* [Goal]: Whenever a line below holds the word "same", copy that line.

+ + + +

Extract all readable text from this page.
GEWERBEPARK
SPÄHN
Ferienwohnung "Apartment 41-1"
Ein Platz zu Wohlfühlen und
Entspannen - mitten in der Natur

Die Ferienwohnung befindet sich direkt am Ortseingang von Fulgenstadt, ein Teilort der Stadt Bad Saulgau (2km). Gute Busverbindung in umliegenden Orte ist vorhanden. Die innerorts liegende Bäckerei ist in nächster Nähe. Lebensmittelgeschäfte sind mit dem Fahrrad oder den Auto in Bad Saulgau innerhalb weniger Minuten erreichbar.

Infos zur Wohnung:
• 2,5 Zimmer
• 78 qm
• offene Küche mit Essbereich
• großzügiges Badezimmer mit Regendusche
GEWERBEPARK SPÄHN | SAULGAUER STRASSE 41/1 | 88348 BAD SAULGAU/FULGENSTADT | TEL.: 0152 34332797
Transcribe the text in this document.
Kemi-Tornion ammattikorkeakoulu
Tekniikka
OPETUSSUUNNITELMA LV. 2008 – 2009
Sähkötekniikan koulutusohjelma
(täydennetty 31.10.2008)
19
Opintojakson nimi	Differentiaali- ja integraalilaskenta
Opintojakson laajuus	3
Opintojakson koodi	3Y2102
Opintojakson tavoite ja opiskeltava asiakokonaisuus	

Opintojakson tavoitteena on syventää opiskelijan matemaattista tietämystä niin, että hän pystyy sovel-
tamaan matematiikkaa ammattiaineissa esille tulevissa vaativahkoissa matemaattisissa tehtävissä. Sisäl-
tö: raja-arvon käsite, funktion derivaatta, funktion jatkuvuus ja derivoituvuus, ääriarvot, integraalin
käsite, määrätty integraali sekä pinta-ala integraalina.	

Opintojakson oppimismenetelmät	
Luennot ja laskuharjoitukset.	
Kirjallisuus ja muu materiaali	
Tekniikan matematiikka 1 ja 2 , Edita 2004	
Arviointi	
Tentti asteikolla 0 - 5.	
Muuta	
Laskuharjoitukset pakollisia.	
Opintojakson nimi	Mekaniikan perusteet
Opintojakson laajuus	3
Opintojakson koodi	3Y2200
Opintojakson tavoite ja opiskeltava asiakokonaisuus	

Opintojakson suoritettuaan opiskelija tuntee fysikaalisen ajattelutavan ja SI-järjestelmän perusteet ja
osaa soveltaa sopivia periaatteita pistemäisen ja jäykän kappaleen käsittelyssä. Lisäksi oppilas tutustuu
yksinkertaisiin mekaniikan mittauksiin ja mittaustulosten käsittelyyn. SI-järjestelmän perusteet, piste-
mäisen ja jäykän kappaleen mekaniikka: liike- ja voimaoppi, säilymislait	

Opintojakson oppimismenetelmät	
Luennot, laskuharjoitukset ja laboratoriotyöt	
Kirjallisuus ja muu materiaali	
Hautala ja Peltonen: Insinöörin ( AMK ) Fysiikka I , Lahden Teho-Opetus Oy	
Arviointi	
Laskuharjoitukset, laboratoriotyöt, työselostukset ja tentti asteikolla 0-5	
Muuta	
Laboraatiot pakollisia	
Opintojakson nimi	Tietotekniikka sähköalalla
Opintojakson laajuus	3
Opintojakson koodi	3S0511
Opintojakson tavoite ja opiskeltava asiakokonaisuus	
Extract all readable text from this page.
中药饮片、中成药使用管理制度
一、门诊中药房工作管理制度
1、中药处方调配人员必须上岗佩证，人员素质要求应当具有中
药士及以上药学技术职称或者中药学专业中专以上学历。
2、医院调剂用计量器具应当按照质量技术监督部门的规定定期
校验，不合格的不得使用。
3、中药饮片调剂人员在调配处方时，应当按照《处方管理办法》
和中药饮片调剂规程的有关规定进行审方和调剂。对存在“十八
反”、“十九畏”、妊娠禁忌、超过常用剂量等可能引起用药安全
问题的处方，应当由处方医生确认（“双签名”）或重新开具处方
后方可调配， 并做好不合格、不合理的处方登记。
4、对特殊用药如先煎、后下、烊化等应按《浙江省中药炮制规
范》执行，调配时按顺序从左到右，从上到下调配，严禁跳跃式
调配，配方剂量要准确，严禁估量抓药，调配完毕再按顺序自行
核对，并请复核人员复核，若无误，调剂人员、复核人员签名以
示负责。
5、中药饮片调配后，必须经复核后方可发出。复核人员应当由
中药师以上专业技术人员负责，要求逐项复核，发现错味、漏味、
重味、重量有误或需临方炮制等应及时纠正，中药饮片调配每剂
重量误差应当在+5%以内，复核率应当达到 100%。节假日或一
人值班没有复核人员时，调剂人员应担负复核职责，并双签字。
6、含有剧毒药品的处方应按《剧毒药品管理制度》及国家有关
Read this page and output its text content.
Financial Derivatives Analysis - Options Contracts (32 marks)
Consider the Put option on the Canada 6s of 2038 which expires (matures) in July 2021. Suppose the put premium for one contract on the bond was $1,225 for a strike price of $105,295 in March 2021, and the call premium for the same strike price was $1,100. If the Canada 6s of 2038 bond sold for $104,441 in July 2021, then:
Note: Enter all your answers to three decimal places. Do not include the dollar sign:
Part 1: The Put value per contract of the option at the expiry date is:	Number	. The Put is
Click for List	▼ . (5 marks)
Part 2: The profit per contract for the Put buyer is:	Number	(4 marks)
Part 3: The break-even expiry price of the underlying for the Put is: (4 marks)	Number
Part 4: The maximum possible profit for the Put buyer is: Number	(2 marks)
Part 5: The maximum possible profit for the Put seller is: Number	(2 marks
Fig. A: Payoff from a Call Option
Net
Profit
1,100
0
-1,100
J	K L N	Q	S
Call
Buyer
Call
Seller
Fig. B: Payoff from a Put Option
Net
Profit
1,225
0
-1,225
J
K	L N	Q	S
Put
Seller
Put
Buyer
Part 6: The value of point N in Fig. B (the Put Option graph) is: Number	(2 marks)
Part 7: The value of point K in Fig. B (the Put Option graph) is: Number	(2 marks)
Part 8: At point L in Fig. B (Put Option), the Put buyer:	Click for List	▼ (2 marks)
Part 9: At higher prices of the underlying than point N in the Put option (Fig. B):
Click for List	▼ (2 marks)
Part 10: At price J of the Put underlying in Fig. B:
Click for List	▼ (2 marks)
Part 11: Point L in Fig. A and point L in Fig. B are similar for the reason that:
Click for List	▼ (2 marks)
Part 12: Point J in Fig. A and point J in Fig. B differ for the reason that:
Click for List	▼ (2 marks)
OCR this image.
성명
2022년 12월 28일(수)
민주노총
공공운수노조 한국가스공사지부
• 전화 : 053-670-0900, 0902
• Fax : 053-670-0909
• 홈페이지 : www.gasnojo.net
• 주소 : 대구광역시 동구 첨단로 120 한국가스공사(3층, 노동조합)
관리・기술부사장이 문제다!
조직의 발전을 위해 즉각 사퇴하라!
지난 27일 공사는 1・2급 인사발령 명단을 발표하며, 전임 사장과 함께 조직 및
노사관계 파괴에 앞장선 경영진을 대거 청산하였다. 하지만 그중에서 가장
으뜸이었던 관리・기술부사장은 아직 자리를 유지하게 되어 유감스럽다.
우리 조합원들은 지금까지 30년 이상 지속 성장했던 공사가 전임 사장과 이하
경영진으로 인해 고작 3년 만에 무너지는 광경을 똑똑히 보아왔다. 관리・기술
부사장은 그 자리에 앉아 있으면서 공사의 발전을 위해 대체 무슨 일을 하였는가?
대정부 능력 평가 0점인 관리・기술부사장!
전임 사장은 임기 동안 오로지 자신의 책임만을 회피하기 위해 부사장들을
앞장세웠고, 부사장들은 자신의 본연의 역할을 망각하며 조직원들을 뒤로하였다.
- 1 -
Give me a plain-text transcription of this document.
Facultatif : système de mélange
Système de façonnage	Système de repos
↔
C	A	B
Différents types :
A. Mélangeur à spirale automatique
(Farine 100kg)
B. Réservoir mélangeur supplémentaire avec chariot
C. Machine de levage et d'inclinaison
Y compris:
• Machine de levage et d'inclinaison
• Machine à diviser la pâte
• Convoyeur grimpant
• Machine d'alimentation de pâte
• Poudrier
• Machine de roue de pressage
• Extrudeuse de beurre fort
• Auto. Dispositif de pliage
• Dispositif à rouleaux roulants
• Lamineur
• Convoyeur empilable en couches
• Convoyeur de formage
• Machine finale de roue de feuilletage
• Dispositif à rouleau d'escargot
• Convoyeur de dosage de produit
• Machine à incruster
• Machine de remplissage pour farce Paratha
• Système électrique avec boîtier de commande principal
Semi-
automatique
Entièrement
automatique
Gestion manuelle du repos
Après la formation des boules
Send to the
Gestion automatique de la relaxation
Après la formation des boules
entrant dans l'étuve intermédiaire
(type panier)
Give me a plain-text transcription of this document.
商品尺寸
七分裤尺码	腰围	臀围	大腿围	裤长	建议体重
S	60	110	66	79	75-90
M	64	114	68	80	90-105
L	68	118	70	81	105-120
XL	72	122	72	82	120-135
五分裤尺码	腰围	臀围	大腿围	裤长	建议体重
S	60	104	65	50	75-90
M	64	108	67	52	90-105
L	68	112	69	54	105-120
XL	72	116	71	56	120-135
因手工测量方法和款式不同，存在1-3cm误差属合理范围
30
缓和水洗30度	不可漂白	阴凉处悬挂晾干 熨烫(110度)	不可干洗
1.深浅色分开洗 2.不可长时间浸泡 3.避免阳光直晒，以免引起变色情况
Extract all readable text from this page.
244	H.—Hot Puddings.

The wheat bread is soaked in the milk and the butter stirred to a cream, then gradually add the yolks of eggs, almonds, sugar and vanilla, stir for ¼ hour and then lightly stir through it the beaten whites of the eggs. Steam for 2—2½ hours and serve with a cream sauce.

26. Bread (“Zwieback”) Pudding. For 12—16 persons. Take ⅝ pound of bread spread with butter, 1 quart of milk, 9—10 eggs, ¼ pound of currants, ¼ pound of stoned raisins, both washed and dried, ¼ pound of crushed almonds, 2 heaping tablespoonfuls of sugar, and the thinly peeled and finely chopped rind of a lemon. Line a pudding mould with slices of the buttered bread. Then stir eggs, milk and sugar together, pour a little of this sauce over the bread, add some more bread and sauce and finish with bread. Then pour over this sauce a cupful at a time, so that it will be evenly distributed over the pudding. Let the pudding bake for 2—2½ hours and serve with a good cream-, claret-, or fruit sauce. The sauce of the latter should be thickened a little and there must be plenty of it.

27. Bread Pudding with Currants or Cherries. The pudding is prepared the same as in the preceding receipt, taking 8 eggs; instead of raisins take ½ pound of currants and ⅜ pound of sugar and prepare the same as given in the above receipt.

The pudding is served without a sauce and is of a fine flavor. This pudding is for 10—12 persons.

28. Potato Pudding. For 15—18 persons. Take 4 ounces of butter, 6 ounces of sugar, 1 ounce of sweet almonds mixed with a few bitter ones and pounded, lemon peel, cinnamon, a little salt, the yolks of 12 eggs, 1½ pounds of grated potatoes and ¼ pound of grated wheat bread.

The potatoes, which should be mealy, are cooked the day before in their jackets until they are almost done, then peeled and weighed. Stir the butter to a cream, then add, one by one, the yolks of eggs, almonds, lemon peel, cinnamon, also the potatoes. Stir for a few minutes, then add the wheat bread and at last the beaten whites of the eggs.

+ + + +

* [Solved problem]:
Consider the Put option on the Canada 6s of 2038 which expires (matures) in July 2021. Suppose the put premium for one contract on the bond was $1,225 for a strike price of $105,295 in March 2021, and the call premium for the same strike price was $1,100. If the Canada 6s of 2038 bond sold for $104,441 in July 2021, then:
27. Bread Pudding with Currants or Cherries. The pudding is prepared the same as in the preceding receipt, taking 8 eggs; instead of raisins take ½ pound of currants and ⅜ pound of sugar and prepare the same as given in the above receipt.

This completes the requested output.